Would you quote the material below in full and unchanged?
☆ ☆ ☆
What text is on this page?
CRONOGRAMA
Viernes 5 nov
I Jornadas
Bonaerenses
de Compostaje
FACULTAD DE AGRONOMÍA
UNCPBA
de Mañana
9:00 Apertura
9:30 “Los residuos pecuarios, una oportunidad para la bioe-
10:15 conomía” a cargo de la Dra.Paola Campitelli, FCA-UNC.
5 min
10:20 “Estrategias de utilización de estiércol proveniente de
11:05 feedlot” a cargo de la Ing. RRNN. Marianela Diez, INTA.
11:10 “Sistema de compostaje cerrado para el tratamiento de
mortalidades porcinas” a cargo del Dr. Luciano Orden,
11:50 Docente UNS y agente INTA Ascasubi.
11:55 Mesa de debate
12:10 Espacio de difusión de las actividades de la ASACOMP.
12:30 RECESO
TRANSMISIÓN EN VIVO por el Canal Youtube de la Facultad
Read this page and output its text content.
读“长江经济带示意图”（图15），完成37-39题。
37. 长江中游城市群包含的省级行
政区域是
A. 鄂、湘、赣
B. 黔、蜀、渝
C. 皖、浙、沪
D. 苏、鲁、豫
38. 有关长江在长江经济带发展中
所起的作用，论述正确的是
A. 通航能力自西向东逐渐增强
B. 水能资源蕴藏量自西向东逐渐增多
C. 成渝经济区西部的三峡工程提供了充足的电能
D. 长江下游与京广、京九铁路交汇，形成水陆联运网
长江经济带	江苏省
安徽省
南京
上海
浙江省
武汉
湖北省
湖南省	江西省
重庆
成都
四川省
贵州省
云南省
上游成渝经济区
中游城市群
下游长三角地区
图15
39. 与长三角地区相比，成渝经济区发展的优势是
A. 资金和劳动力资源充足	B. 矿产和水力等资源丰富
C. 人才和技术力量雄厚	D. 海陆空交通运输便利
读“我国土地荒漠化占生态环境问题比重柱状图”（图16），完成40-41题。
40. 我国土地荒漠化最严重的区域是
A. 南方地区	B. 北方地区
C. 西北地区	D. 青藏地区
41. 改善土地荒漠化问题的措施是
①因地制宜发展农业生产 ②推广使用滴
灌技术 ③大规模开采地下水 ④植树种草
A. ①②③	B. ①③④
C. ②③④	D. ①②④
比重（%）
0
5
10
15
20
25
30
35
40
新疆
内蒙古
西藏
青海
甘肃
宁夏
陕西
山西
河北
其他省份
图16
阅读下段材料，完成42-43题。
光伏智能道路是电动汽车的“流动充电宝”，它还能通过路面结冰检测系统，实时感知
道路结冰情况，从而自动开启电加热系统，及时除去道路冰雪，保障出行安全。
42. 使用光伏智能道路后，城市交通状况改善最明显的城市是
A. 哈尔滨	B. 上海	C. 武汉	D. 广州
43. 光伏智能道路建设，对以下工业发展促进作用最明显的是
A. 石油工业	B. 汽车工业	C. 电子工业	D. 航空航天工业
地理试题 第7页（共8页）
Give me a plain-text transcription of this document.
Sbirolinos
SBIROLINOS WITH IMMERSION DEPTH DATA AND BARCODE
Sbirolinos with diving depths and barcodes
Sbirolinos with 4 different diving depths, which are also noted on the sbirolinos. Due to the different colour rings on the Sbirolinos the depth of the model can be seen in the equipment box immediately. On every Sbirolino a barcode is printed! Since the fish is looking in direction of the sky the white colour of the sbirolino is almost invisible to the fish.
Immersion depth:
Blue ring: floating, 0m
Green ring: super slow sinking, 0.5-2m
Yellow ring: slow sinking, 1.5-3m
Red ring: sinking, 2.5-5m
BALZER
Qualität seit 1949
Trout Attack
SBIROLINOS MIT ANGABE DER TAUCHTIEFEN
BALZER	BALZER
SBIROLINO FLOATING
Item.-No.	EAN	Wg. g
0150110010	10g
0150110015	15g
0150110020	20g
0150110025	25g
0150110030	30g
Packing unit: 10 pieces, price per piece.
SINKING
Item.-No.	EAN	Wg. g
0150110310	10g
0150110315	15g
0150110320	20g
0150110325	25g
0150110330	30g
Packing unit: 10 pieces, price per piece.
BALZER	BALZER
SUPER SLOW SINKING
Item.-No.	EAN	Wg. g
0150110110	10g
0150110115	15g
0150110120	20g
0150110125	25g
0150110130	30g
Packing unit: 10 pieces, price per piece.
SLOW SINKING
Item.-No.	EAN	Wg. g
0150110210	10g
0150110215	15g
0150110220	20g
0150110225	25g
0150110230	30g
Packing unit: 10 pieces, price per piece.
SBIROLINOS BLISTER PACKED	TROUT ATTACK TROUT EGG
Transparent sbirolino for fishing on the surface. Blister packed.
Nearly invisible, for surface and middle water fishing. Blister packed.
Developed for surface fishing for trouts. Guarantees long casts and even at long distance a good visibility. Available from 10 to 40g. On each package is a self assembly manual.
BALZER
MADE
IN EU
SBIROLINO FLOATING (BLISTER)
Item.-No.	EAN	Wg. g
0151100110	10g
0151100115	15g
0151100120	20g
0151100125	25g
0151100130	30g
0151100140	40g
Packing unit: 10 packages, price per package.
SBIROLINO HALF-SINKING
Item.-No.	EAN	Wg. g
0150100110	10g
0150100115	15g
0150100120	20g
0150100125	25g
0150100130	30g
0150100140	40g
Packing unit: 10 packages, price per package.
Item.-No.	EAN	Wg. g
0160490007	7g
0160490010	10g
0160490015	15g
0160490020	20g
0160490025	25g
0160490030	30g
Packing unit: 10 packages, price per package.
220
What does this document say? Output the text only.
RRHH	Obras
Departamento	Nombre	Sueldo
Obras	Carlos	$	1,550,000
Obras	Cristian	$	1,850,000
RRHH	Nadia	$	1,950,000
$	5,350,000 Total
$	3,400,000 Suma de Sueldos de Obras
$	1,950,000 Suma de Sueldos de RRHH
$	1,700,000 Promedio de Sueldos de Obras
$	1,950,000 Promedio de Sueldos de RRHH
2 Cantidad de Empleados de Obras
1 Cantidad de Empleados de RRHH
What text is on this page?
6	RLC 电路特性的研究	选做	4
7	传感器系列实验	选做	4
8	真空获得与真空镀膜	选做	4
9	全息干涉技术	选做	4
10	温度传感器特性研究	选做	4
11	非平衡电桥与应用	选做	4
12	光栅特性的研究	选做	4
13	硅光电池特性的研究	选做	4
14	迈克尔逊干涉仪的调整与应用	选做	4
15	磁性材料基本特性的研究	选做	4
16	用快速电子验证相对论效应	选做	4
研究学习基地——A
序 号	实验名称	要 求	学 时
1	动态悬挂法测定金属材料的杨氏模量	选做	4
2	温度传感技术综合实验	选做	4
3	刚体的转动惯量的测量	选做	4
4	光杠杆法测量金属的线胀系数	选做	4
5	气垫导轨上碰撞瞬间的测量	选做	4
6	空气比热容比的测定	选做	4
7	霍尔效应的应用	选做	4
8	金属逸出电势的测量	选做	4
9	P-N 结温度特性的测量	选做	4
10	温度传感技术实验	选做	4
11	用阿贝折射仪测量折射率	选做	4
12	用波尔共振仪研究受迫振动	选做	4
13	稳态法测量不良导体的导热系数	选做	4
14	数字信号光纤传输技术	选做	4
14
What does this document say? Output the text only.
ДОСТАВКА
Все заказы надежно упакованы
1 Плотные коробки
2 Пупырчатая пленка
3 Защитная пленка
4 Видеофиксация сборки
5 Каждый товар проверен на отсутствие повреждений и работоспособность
☆ ☆ ☆
Response below =
What text is on this page?
CRONOGRAMA
Viernes 5 nov
I Jornadas
Bonaerenses
de Compostaje
FACULTAD DE AGRONOMÍA
UNCPBA
de Mañana
9:00 Apertura
9:30 “Los residuos pecuarios, una oportunidad para la bioe-
10:15 conomía” a cargo de la Dra.Paola Campitelli, FCA-UNC.
5 min
10:20 “Estrategias de utilización de estiércol proveniente de
11:05 feedlot” a cargo de la Ing. RRNN. Marianela Diez, INTA.
11:10 “Sistema de compostaje cerrado para el tratamiento de
mortalidades porcinas” a cargo del Dr. Luciano Orden,
11:50 Docente UNS y agente INTA Ascasubi.
11:55 Mesa de debate
12:10 Espacio de difusión de las actividades de la ASACOMP.
12:30 RECESO
TRANSMISIÓN EN VIVO por el Canal Youtube de la Facultad
Read this page and output its text content.
读“长江经济带示意图”（图15），完成37-39题。
37. 长江中游城市群包含的省级行
政区域是
A. 鄂、湘、赣
B. 黔、蜀、渝
C. 皖、浙、沪
D. 苏、鲁、豫
38. 有关长江在长江经济带发展中
所起的作用，论述正确的是
A. 通航能力自西向东逐渐增强
B. 水能资源蕴藏量自西向东逐渐增多
C. 成渝经济区西部的三峡工程提供了充足的电能
D. 长江下游与京广、京九铁路交汇，形成水陆联运网
长江经济带	江苏省
安徽省
南京
上海
浙江省
武汉
湖北省
湖南省	江西省
重庆
成都
四川省
贵州省
云南省
上游成渝经济区
中游城市群
下游长三角地区
图15
39. 与长三角地区相比，成渝经济区发展的优势是
A. 资金和劳动力资源充足	B. 矿产和水力等资源丰富
C. 人才和技术力量雄厚	D. 海陆空交通运输便利
读“我国土地荒漠化占生态环境问题比重柱状图”（图16），完成40-41题。
40. 我国土地荒漠化最严重的区域是
A. 南方地区	B. 北方地区
C. 西北地区	D. 青藏地区
41. 改善土地荒漠化问题的措施是
①因地制宜发展农业生产 ②推广使用滴
灌技术 ③大规模开采地下水 ④植树种草
A. ①②③	B. ①③④
C. ②③④	D. ①②④
比重（%）
0
5
10
15
20
25
30
35
40
新疆
内蒙古
西藏
青海
甘肃
宁夏
陕西
山西
河北
其他省份
图16
阅读下段材料，完成42-43题。
光伏智能道路是电动汽车的“流动充电宝”，它还能通过路面结冰检测系统，实时感知
道路结冰情况，从而自动开启电加热系统，及时除去道路冰雪，保障出行安全。
42. 使用光伏智能道路后，城市交通状况改善最明显的城市是
A. 哈尔滨	B. 上海	C. 武汉	D. 广州
43. 光伏智能道路建设，对以下工业发展促进作用最明显的是
A. 石油工业	B. 汽车工业	C. 电子工业	D. 航空航天工业
地理试题 第7页（共8页）
Give me a plain-text transcription of this document.
Sbirolinos
SBIROLINOS WITH IMMERSION DEPTH DATA AND BARCODE
Sbirolinos with diving depths and barcodes
Sbirolinos with 4 different diving depths, which are also noted on the sbirolinos. Due to the different colour rings on the Sbirolinos the depth of the model can be seen in the equipment box immediately. On every Sbirolino a barcode is printed! Since the fish is looking in direction of the sky the white colour of the sbirolino is almost invisible to the fish.
Immersion depth:
Blue ring: floating, 0m
Green ring: super slow sinking, 0.5-2m
Yellow ring: slow sinking, 1.5-3m
Red ring: sinking, 2.5-5m
BALZER
Qualität seit 1949
Trout Attack
SBIROLINOS MIT ANGABE DER TAUCHTIEFEN
BALZER	BALZER
SBIROLINO FLOATING
Item.-No.	EAN	Wg. g
0150110010	10g
0150110015	15g
0150110020	20g
0150110025	25g
0150110030	30g
Packing unit: 10 pieces, price per piece.
SINKING
Item.-No.	EAN	Wg. g
0150110310	10g
0150110315	15g
0150110320	20g
0150110325	25g
0150110330	30g
Packing unit: 10 pieces, price per piece.
BALZER	BALZER
SUPER SLOW SINKING
Item.-No.	EAN	Wg. g
0150110110	10g
0150110115	15g
0150110120	20g
0150110125	25g
0150110130	30g
Packing unit: 10 pieces, price per piece.
SLOW SINKING
Item.-No.	EAN	Wg. g
0150110210	10g
0150110215	15g
0150110220	20g
0150110225	25g
0150110230	30g
Packing unit: 10 pieces, price per piece.
SBIROLINOS BLISTER PACKED	TROUT ATTACK TROUT EGG
Transparent sbirolino for fishing on the surface. Blister packed.
Nearly invisible, for surface and middle water fishing. Blister packed.
Developed for surface fishing for trouts. Guarantees long casts and even at long distance a good visibility. Available from 10 to 40g. On each package is a self assembly manual.
BALZER
MADE
IN EU
SBIROLINO FLOATING (BLISTER)
Item.-No.	EAN	Wg. g
0151100110	10g
0151100115	15g
0151100120	20g
0151100125	25g
0151100130	30g
0151100140	40g
Packing unit: 10 packages, price per package.
SBIROLINO HALF-SINKING
Item.-No.	EAN	Wg. g
0150100110	10g
0150100115	15g
0150100120	20g
0150100125	25g
0150100130	30g
0150100140	40g
Packing unit: 10 packages, price per package.
Item.-No.	EAN	Wg. g
0160490007	7g
0160490010	10g
0160490015	15g
0160490020	20g
0160490025	25g
0160490030	30g
Packing unit: 10 packages, price per package.
220
What does this document say? Output the text only.
RRHH	Obras
Departamento	Nombre	Sueldo
Obras	Carlos	$	1,550,000
Obras	Cristian	$	1,850,000
RRHH	Nadia	$	1,950,000
$	5,350,000 Total
$	3,400,000 Suma de Sueldos de Obras
$	1,950,000 Suma de Sueldos de RRHH
$	1,700,000 Promedio de Sueldos de Obras
$	1,950,000 Promedio de Sueldos de RRHH
2 Cantidad de Empleados de Obras
1 Cantidad de Empleados de RRHH
What text is on this page?
6	RLC 电路特性的研究	选做	4
7	传感器系列实验	选做	4
8	真空获得与真空镀膜	选做	4
9	全息干涉技术	选做	4
10	温度传感器特性研究	选做	4
11	非平衡电桥与应用	选做	4
12	光栅特性的研究	选做	4
13	硅光电池特性的研究	选做	4
14	迈克尔逊干涉仪的调整与应用	选做	4
15	磁性材料基本特性的研究	选做	4
16	用快速电子验证相对论效应	选做	4
研究学习基地——A
序 号	实验名称	要 求	学 时
1	动态悬挂法测定金属材料的杨氏模量	选做	4
2	温度传感技术综合实验	选做	4
3	刚体的转动惯量的测量	选做	4
4	光杠杆法测量金属的线胀系数	选做	4
5	气垫导轨上碰撞瞬间的测量	选做	4
6	空气比热容比的测定	选做	4
7	霍尔效应的应用	选做	4
8	金属逸出电势的测量	选做	4
9	P-N 结温度特性的测量	选做	4
10	温度传感技术实验	选做	4
11	用阿贝折射仪测量折射率	选做	4
12	用波尔共振仪研究受迫振动	选做	4
13	稳态法测量不良导体的导热系数	选做	4
14	数字信号光纤传输技术	选做	4
14
What does this document say? Output the text only.
ДОСТАВКА
Все заказы надежно упакованы
1 Плотные коробки
2 Пупырчатая пленка
3 Защитная пленка
4 Видеофиксация сборки
5 Каждый товар проверен на отсутствие повреждений и работоспособность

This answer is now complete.